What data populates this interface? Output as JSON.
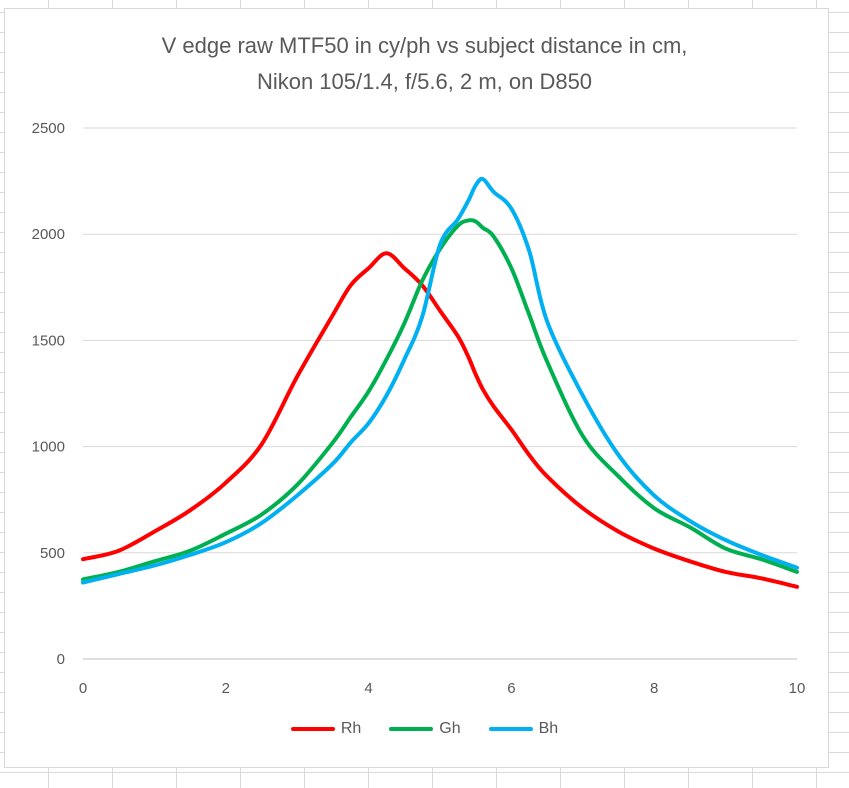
{
  "chart_data": {
    "type": "line",
    "title_lines": [
      "V edge raw MTF50 in cy/ph vs subject distance in cm,",
      "Nikon 105/1.4, f/5.6, 2 m, on D850"
    ],
    "xlabel": "",
    "ylabel": "",
    "xlim": [
      0,
      10
    ],
    "ylim": [
      0,
      2500
    ],
    "x_ticks": [
      0,
      2,
      4,
      6,
      8,
      10
    ],
    "y_ticks": [
      0,
      500,
      1000,
      1500,
      2000,
      2500
    ],
    "grid": "horizontal",
    "legend_position": "bottom",
    "x": [
      0,
      0.5,
      1,
      1.5,
      2,
      2.5,
      3,
      3.5,
      3.75,
      4,
      4.25,
      4.5,
      4.75,
      5,
      5.25,
      5.4,
      5.5,
      5.6,
      5.75,
      6,
      6.25,
      6.5,
      7,
      7.5,
      8,
      8.5,
      9,
      9.5,
      10
    ],
    "series": [
      {
        "name": "Rh",
        "color": "#ff0000",
        "values": [
          470,
          510,
          600,
          700,
          830,
          1010,
          1330,
          1620,
          1760,
          1840,
          1910,
          1840,
          1760,
          1640,
          1520,
          1420,
          1340,
          1270,
          1190,
          1080,
          960,
          860,
          710,
          600,
          520,
          460,
          410,
          380,
          340
        ]
      },
      {
        "name": "Gh",
        "color": "#00b050",
        "values": [
          375,
          410,
          460,
          510,
          590,
          680,
          820,
          1020,
          1140,
          1260,
          1410,
          1580,
          1780,
          1930,
          2040,
          2065,
          2060,
          2030,
          1990,
          1840,
          1620,
          1400,
          1050,
          860,
          710,
          620,
          520,
          470,
          410
        ]
      },
      {
        "name": "Bh",
        "color": "#00b0f0",
        "values": [
          360,
          400,
          440,
          490,
          550,
          640,
          770,
          920,
          1020,
          1110,
          1240,
          1410,
          1610,
          1950,
          2070,
          2160,
          2230,
          2260,
          2200,
          2120,
          1920,
          1590,
          1240,
          960,
          770,
          650,
          560,
          490,
          430
        ]
      }
    ]
  }
}
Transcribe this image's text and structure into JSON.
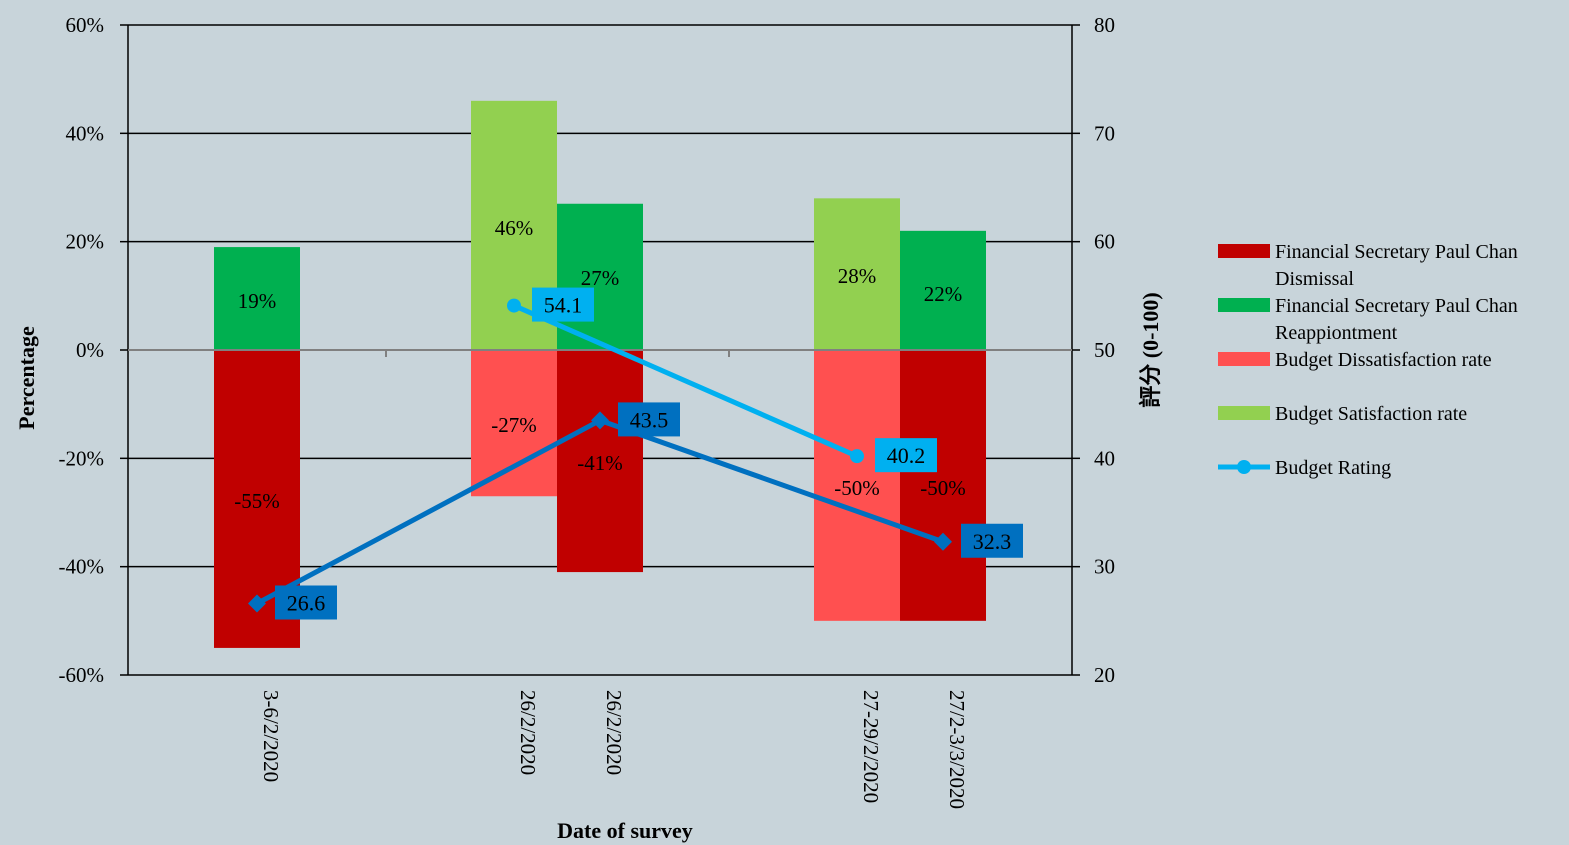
{
  "chart_data": {
    "type": "bar",
    "xlabel": "Date of survey",
    "ylabel": "Percentage",
    "y2label": "評分 (0-100)",
    "ylim": [
      -60,
      60
    ],
    "y2lim": [
      20,
      80
    ],
    "yticks": [
      "60%",
      "40%",
      "20%",
      "0%",
      "-20%",
      "-40%",
      "-60%"
    ],
    "y2ticks": [
      "80",
      "70",
      "60",
      "50",
      "40",
      "30",
      "20"
    ],
    "categories": [
      "3-6/2/2020",
      "26/2/2020",
      "26/2/2020",
      "27-29/2/2020",
      "27/2-3/3/2020"
    ],
    "series": [
      {
        "name": "Financial Secretary Paul Chan Dismissal",
        "color": "#c00000",
        "values": [
          -55,
          null,
          -41,
          null,
          -50
        ],
        "labels": [
          "-55%",
          "",
          "-41%",
          "",
          "-50%"
        ]
      },
      {
        "name": "Financial Secretary Paul Chan Reappiontment",
        "color": "#00b050",
        "values": [
          19,
          null,
          27,
          null,
          22
        ],
        "labels": [
          "19%",
          "",
          "27%",
          "",
          "22%"
        ]
      },
      {
        "name": "Budget Dissatisfaction rate",
        "color": "#ff5050",
        "values": [
          null,
          -27,
          null,
          -50,
          null
        ],
        "labels": [
          "",
          "-27%",
          "",
          "-50%",
          ""
        ]
      },
      {
        "name": "Budget Satisfaction rate",
        "color": "#92d050",
        "values": [
          null,
          46,
          null,
          28,
          null
        ],
        "labels": [
          "",
          "46%",
          "",
          "28%",
          ""
        ]
      }
    ],
    "lines": [
      {
        "name": "Budget Rating",
        "color": "#00b0f0",
        "marker": "circle",
        "axis": "right",
        "points": [
          {
            "category": 1,
            "value": 54.1
          },
          {
            "category": 3,
            "value": 40.2
          }
        ],
        "labels": [
          "54.1",
          "40.2"
        ]
      },
      {
        "name": "",
        "color": "#0070c0",
        "marker": "diamond",
        "axis": "right",
        "points": [
          {
            "category": 0,
            "value": 26.6
          },
          {
            "category": 2,
            "value": 43.5
          },
          {
            "category": 4,
            "value": 32.3
          }
        ],
        "labels": [
          "26.6",
          "43.5",
          "32.3"
        ]
      }
    ],
    "legend": {
      "position": "right",
      "entries": [
        {
          "lines": [
            "Financial Secretary Paul Chan",
            "Dismissal"
          ],
          "color": "#c00000",
          "kind": "bar"
        },
        {
          "lines": [
            "Financial Secretary Paul Chan",
            "Reappiontment"
          ],
          "color": "#00b050",
          "kind": "bar"
        },
        {
          "lines": [
            "Budget Dissatisfaction rate"
          ],
          "color": "#ff5050",
          "kind": "bar"
        },
        {
          "lines": [
            "Budget Satisfaction rate"
          ],
          "color": "#92d050",
          "kind": "bar"
        },
        {
          "lines": [
            "Budget Rating"
          ],
          "color": "#00b0f0",
          "kind": "line"
        }
      ]
    },
    "grid": true
  }
}
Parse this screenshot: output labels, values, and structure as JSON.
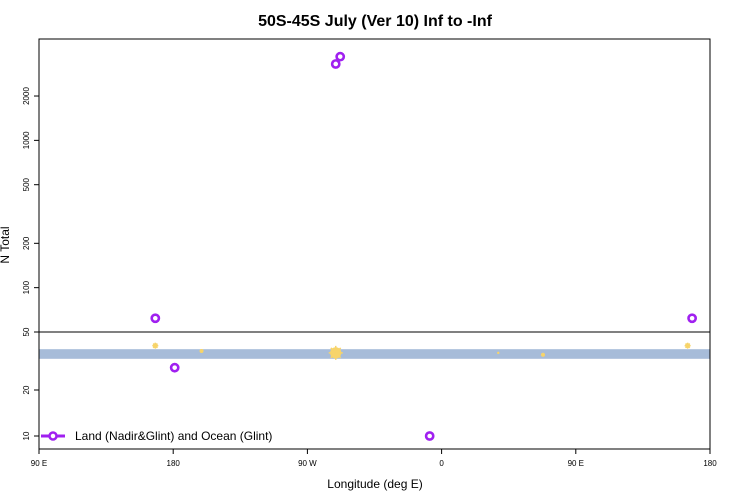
----------------
Which lines contain "structure"? Copy each of them out.

Exercise response:
Transcribe this image's text and structure into JSON.
Parse this screenshot: output labels, values, and structure as JSON.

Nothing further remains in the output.